• **Task instructions**
Every line that contains the word "интерпретации" should be copied.

• **Task inputs**

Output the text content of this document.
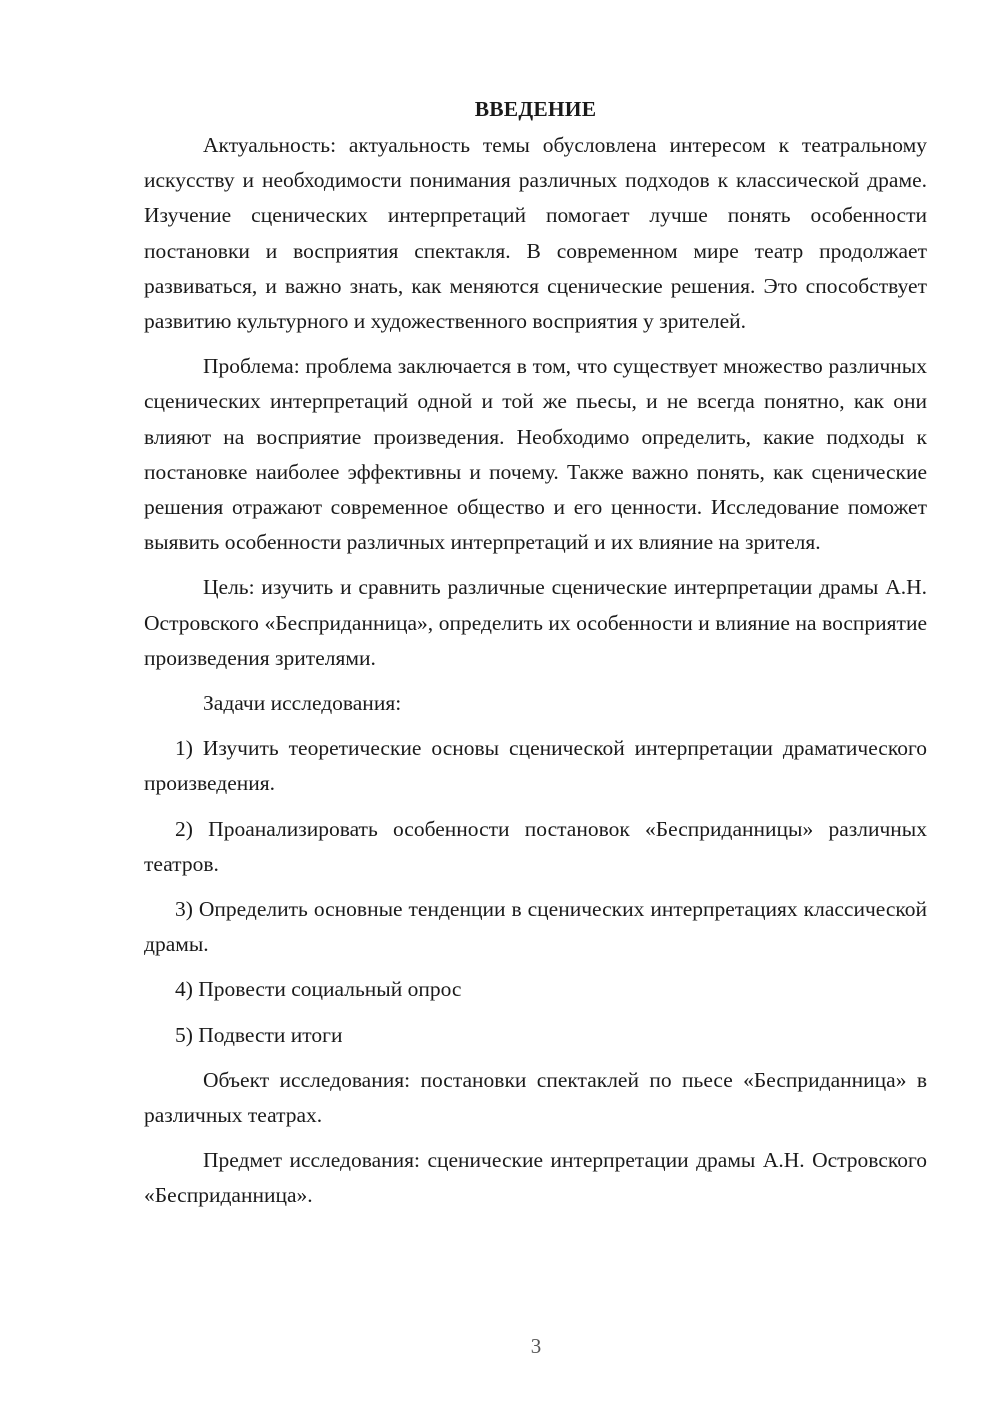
ВВЕДЕНИЕ

Актуальность: актуальность темы обусловлена интересом к театральному искусству и необходимости понимания различных подходов к классической драме. Изучение сценических интерпретаций помогает лучше понять особенности постановки и восприятия спектакля. В современном мире театр продолжает развиваться, и важно знать, как меняются сценические решения. Это способствует развитию культурного и художественного восприятия у зрителей.

Проблема: проблема заключается в том, что существует множество различных сценических интерпретаций одной и той же пьесы, и не всегда понятно, как они влияют на восприятие произведения. Необходимо определить, какие подходы к постановке наиболее эффективны и почему. Также важно понять, как сценические решения отражают современное общество и его ценности. Исследование поможет выявить особенности различных интерпретаций и их влияние на зрителя.

Цель: изучить и сравнить различные сценические интерпретации драмы А.Н. Островского «Бесприданница», определить их особенности и влияние на восприятие произведения зрителями.

Задачи исследования:

1) Изучить теоретические основы сценической интерпретации драматического произведения.

2) Проанализировать особенности постановок «Бесприданницы» различных театров.

3) Определить основные тенденции в сценических интерпретациях классической драмы.

4) Провести социальный опрос

5) Подвести итоги

Объект исследования: постановки спектаклей по пьесе «Бесприданница» в различных театрах.

Предмет исследования: сценические интерпретации драмы А.Н. Островского «Бесприданница».

3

• **Correct output**
Цель: изучить и сравнить различные сценические интерпретации драмы А.Н. Островского «Бесприданница», определить их особенности и влияние на восприятие произведения зрителями.
1) Изучить теоретические основы сценической интерпретации драматического произведения.
Предмет исследования: сценические интерпретации драмы А.Н. Островского «Бесприданница».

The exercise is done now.